Provided entries
☆ ☆ ☆ ☆
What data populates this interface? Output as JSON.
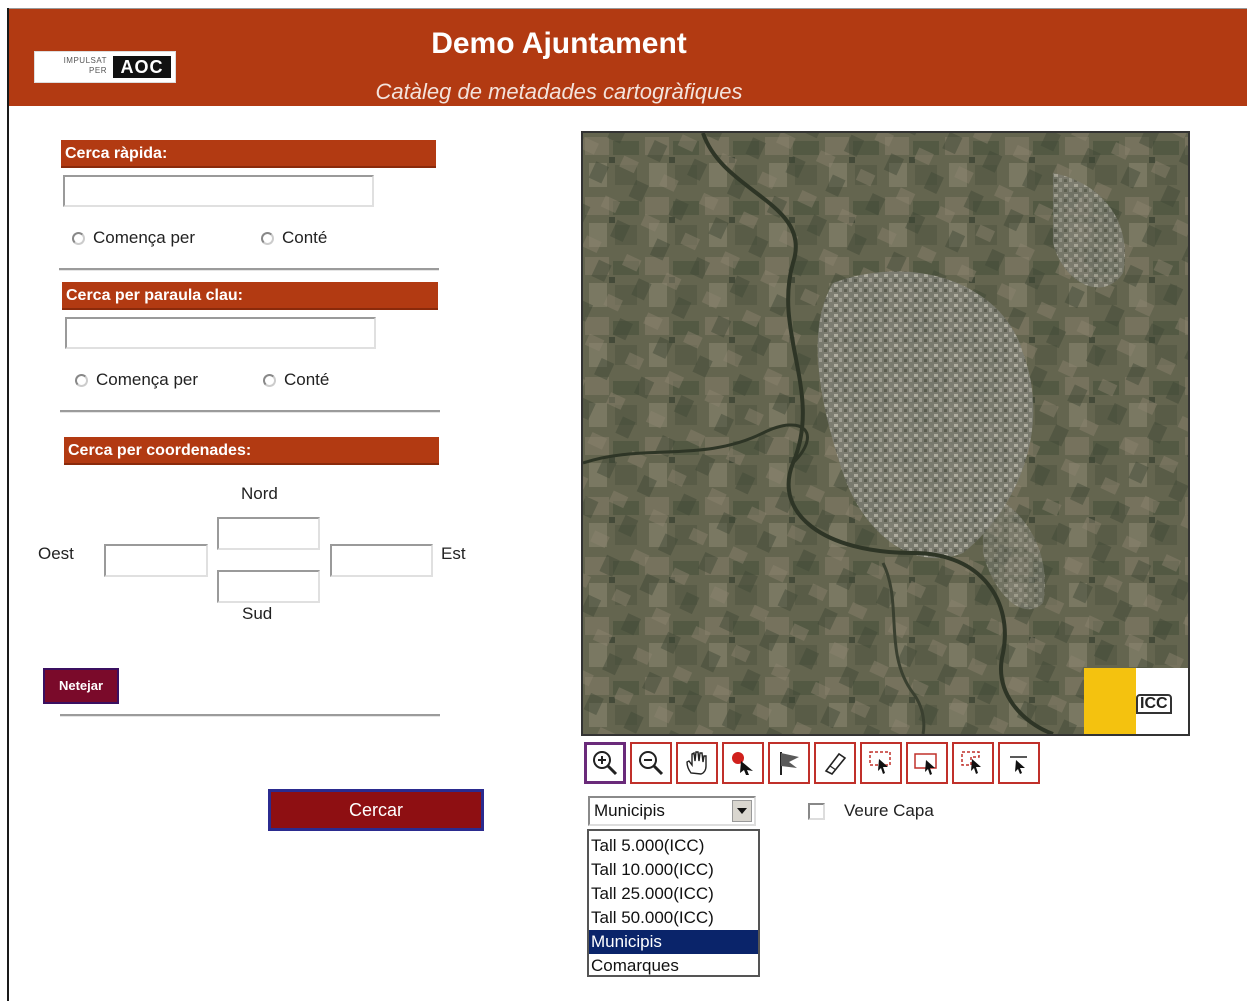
{
  "header": {
    "title": "Demo Ajuntament",
    "subtitle": "Catàleg de metadades cartogràfiques",
    "logo": {
      "small_text_1": "IMPULSAT",
      "small_text_2": "PER",
      "brand": "AOC"
    }
  },
  "quick_search": {
    "heading": "Cerca ràpida:",
    "input_value": "",
    "option_starts": "Comença per",
    "option_contains": "Conté"
  },
  "keyword_search": {
    "heading": "Cerca per paraula clau:",
    "input_value": "",
    "option_starts": "Comença per",
    "option_contains": "Conté"
  },
  "coord_search": {
    "heading": "Cerca per coordenades:",
    "north_label": "Nord",
    "south_label": "Sud",
    "west_label": "Oest",
    "east_label": "Est"
  },
  "buttons": {
    "clear": "Netejar",
    "search": "Cercar"
  },
  "map": {
    "badge_text": "ICC"
  },
  "toolbar": {
    "tools": [
      "zoom-in-icon",
      "zoom-out-icon",
      "pan-hand-icon",
      "pin-point-icon",
      "flag-icon",
      "eraser-icon",
      "select-rect-icon",
      "select-rect-2-icon",
      "select-polygon-icon",
      "pointer-icon"
    ]
  },
  "layer_select": {
    "selected": "Municipis",
    "options": [
      "Tall 5.000(ICC)",
      "Tall 10.000(ICC)",
      "Tall 25.000(ICC)",
      "Tall 50.000(ICC)",
      "Municipis",
      "Comarques"
    ],
    "selected_index": 4
  },
  "show_layer": {
    "label": "Veure Capa",
    "checked": false
  },
  "colors": {
    "brand": "#b23a12",
    "button": "#8e0f12",
    "selection": "#0a246a"
  }
}
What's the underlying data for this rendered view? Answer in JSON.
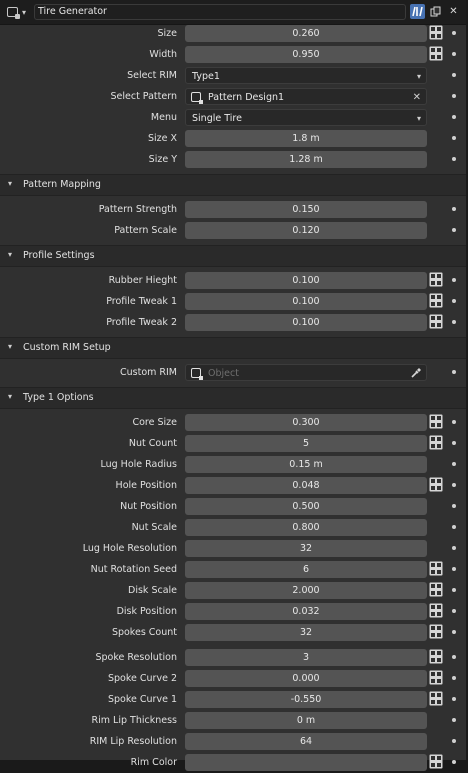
☆ ☆ ☆ ☆
What is required
Quote each entry above verbatim and drop the pictures.

Expected answer
What data populates this interface? Output as JSON.
{
  "header": {
    "title": "Demo Ajuntament",
    "subtitle": "Catàleg de metadades cartogràfiques",
    "logo": {
      "small_text_1": "IMPULSAT",
      "small_text_2": "PER",
      "brand": "AOC"
    }
  },
  "quick_search": {
    "heading": "Cerca ràpida:",
    "input_value": "",
    "option_starts": "Comença per",
    "option_contains": "Conté"
  },
  "keyword_search": {
    "heading": "Cerca per paraula clau:",
    "input_value": "",
    "option_starts": "Comença per",
    "option_contains": "Conté"
  },
  "coord_search": {
    "heading": "Cerca per coordenades:",
    "north_label": "Nord",
    "south_label": "Sud",
    "west_label": "Oest",
    "east_label": "Est"
  },
  "buttons": {
    "clear": "Netejar",
    "search": "Cercar"
  },
  "map": {
    "badge_text": "ICC"
  },
  "toolbar": {
    "tools": [
      "zoom-in-icon",
      "zoom-out-icon",
      "pan-hand-icon",
      "pin-point-icon",
      "flag-icon",
      "eraser-icon",
      "select-rect-icon",
      "select-rect-2-icon",
      "select-polygon-icon",
      "pointer-icon"
    ]
  },
  "layer_select": {
    "selected": "Municipis",
    "options": [
      "Tall 5.000(ICC)",
      "Tall 10.000(ICC)",
      "Tall 25.000(ICC)",
      "Tall 50.000(ICC)",
      "Municipis",
      "Comarques"
    ],
    "selected_index": 4
  },
  "show_layer": {
    "label": "Veure Capa",
    "checked": false
  },
  "colors": {
    "brand": "#b23a12",
    "button": "#8e0f12",
    "selection": "#0a246a"
  }
}
What's the underlying data for this rendered view? Answer in JSON.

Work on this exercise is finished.